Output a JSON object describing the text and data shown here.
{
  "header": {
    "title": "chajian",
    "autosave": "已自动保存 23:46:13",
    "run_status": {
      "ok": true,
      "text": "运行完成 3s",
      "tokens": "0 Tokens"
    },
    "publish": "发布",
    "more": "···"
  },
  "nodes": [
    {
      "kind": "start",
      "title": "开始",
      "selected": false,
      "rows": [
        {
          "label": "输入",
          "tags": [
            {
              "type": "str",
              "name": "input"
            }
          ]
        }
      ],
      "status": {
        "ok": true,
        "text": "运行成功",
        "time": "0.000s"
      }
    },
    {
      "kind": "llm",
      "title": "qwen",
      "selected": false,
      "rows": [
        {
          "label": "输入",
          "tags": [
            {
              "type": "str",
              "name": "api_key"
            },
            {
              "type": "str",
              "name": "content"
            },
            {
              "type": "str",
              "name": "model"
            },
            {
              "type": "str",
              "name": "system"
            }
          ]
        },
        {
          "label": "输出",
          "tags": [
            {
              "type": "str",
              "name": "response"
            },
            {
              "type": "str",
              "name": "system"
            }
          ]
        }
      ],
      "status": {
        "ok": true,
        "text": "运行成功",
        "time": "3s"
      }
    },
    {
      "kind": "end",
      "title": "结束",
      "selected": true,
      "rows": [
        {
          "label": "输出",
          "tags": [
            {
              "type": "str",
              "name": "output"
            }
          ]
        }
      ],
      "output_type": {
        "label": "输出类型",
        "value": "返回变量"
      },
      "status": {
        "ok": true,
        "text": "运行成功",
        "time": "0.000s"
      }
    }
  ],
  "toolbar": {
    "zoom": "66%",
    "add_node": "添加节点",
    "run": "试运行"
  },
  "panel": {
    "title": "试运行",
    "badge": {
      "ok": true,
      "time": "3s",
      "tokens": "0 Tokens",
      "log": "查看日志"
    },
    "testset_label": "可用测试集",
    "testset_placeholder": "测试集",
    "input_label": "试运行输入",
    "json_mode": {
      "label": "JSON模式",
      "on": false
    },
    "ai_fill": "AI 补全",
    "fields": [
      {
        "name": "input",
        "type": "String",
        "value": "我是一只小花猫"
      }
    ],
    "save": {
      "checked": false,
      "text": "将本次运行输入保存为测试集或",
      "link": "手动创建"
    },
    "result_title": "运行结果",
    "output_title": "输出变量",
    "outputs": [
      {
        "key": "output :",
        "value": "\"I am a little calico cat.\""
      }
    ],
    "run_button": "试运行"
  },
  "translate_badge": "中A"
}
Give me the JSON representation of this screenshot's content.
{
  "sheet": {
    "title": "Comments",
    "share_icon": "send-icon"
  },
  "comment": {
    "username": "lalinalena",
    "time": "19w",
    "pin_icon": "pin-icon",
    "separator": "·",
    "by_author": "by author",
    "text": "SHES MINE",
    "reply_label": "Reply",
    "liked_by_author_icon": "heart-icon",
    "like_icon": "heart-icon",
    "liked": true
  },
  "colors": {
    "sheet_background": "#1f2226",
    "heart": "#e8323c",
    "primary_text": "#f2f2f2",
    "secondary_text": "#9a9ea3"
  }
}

———

## INSTRUCTION
Transcribe exactly, and only, the lines from the one bearing "Give me the" through the last line of the entries, counting both.

## RESPONSE TO THE EXERCISE
Give me the JSON representation of this screenshot's content.
{
  "sheet": {
    "title": "Comments",
    "share_icon": "send-icon"
  },
  "comment": {
    "username": "lalinalena",
    "time": "19w",
    "pin_icon": "pin-icon",
    "separator": "·",
    "by_author": "by author",
    "text": "SHES MINE",
    "reply_label": "Reply",
    "liked_by_author_icon": "heart-icon",
    "like_icon": "heart-icon",
    "liked": true
  },
  "colors": {
    "sheet_background": "#1f2226",
    "heart": "#e8323c",
    "primary_text": "#f2f2f2",
    "secondary_text": "#9a9ea3"
  }
}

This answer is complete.